Which lines contain the string "TradingView"? Please list every one of them.

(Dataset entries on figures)
'''

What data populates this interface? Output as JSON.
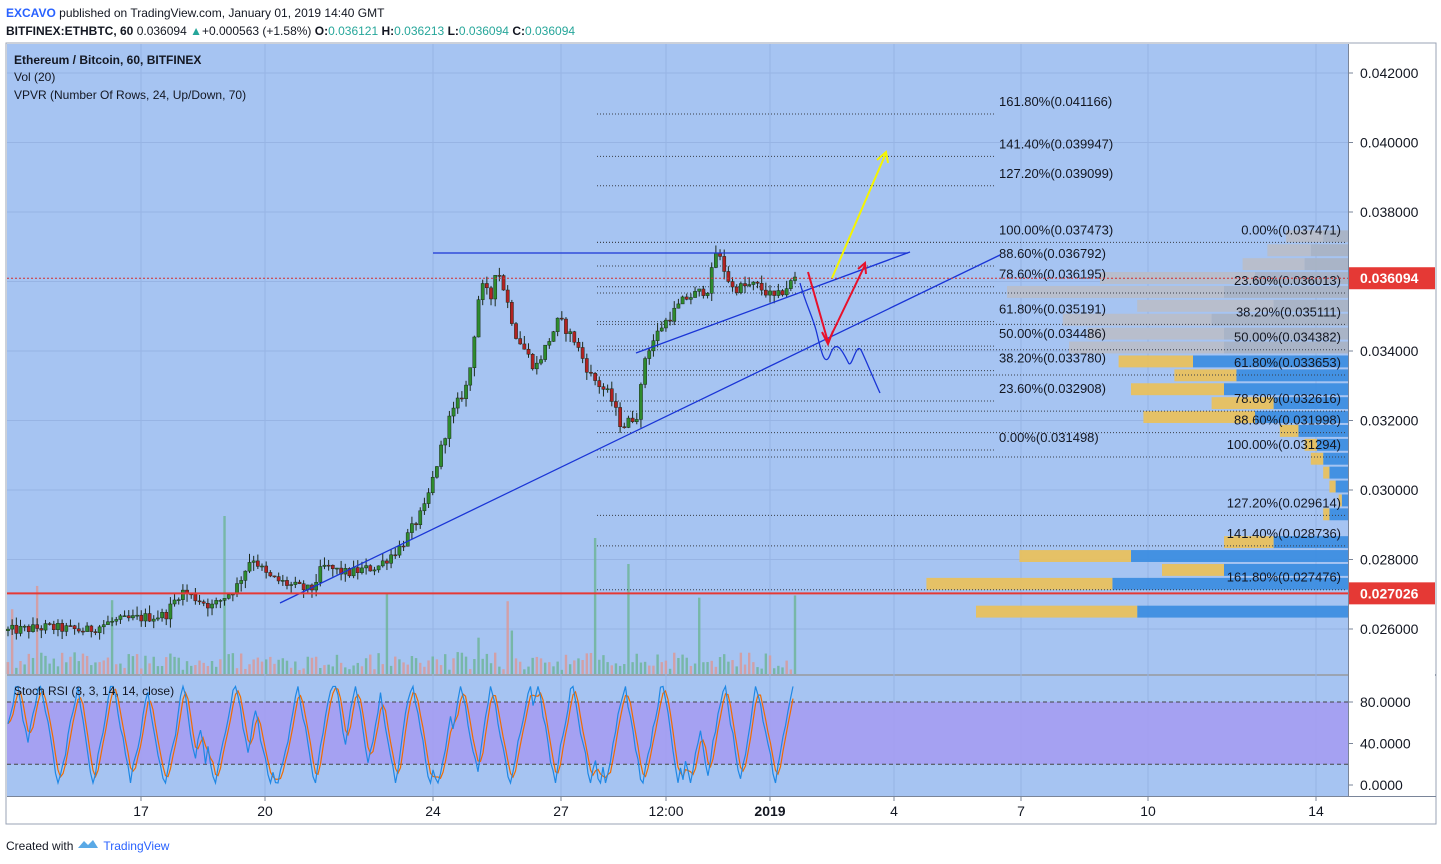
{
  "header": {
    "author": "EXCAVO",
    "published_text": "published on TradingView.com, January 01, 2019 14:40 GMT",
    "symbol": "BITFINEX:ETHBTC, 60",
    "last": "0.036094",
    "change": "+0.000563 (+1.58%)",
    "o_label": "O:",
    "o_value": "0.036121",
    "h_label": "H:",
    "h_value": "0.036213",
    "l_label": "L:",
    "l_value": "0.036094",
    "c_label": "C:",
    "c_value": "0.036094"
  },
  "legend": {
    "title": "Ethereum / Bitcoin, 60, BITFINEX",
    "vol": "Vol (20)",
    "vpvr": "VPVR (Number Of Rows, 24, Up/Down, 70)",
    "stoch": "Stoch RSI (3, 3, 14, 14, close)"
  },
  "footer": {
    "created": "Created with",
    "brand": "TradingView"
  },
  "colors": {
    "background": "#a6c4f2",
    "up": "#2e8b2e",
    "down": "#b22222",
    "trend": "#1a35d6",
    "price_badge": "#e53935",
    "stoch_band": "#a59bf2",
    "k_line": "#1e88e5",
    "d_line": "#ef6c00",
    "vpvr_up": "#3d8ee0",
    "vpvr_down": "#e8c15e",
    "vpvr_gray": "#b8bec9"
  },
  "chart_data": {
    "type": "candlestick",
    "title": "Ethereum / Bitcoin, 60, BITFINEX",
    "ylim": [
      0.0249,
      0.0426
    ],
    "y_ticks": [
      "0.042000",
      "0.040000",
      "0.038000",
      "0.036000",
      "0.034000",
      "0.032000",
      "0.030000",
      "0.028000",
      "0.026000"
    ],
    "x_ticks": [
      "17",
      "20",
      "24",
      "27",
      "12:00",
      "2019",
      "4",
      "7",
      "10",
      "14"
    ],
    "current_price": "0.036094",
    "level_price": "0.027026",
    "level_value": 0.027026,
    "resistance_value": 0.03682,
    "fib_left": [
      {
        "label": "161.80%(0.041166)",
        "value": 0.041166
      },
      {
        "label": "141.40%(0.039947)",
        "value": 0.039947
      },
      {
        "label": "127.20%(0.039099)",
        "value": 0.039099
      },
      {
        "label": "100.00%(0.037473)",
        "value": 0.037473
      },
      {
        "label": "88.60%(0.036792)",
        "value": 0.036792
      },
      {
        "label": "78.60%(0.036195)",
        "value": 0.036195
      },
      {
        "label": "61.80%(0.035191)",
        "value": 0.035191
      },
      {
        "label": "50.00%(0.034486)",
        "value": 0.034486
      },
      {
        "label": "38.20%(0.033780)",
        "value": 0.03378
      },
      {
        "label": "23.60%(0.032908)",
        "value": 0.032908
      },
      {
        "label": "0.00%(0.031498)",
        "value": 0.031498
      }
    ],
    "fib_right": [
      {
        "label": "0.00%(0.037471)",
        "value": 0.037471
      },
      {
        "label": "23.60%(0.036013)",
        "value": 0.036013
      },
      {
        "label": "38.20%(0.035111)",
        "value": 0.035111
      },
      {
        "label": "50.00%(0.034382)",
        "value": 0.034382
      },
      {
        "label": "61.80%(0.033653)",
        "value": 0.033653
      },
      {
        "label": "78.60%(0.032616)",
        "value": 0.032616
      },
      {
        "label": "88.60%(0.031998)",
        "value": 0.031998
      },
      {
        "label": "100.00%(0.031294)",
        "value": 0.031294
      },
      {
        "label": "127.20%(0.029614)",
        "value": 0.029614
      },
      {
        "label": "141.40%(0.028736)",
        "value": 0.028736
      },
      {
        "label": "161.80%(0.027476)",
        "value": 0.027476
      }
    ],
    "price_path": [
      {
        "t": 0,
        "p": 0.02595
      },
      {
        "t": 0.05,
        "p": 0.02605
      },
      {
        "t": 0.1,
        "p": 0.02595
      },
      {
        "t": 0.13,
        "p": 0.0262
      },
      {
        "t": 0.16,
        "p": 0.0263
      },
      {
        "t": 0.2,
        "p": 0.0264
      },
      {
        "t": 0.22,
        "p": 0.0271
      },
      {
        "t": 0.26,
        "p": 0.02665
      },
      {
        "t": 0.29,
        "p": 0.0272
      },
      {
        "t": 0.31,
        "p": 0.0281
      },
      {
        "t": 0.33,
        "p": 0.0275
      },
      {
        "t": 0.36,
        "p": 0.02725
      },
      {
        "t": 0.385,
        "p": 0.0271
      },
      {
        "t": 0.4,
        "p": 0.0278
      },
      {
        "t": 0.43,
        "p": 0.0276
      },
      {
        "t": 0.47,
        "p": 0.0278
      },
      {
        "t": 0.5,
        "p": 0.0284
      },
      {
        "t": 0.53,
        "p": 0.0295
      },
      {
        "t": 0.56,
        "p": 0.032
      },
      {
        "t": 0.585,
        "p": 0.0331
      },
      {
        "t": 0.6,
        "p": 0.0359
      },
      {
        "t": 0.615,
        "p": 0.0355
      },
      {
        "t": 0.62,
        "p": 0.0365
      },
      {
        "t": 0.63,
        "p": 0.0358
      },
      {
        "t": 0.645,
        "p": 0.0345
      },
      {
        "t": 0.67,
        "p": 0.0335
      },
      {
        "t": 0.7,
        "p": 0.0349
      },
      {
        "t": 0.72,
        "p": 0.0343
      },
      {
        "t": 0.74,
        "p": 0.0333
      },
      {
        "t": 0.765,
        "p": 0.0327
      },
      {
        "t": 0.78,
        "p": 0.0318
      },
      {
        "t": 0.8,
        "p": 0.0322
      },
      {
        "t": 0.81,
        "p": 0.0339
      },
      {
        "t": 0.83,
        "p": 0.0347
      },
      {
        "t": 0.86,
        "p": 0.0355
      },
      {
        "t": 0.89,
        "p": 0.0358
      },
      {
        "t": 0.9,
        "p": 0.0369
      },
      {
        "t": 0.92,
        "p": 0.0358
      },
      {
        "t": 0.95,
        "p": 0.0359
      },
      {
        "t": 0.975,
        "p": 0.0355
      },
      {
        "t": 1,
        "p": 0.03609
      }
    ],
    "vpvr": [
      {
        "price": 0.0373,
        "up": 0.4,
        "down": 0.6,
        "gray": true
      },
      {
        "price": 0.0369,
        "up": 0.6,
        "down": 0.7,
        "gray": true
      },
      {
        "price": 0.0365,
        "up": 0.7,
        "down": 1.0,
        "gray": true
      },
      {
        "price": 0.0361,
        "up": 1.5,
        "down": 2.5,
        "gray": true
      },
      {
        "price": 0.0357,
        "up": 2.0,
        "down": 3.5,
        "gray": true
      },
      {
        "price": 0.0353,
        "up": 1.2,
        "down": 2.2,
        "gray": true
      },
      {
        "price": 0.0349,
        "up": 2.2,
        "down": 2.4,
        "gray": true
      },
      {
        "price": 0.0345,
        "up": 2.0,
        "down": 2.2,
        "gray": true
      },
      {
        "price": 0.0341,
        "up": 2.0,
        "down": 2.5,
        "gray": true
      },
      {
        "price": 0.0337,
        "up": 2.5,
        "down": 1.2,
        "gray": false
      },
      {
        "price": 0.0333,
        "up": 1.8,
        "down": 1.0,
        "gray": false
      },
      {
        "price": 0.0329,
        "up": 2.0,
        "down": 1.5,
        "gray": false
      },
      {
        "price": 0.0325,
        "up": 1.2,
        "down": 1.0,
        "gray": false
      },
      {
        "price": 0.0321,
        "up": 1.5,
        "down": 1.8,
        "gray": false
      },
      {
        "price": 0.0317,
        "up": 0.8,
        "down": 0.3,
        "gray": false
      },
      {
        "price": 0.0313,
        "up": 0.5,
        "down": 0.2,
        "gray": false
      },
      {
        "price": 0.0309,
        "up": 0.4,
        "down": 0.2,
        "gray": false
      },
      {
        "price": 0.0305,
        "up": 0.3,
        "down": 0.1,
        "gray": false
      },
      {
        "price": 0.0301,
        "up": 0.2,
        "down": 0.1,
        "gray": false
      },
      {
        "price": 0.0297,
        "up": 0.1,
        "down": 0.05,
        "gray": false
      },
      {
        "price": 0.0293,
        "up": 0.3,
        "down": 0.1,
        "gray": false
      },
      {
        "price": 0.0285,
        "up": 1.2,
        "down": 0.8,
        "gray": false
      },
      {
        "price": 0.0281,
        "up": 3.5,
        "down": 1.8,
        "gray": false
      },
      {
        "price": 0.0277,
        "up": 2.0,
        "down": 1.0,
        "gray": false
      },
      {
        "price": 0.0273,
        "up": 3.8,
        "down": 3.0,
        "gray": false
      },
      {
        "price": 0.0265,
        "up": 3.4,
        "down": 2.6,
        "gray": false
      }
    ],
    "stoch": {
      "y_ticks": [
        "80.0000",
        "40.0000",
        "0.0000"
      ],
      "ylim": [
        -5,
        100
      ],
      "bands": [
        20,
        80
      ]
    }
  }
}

'''

# Solved exercise:
    "published_text": "published on TradingView.com, January 01, 2019 14:40 GMT",
    "brand": "TradingView"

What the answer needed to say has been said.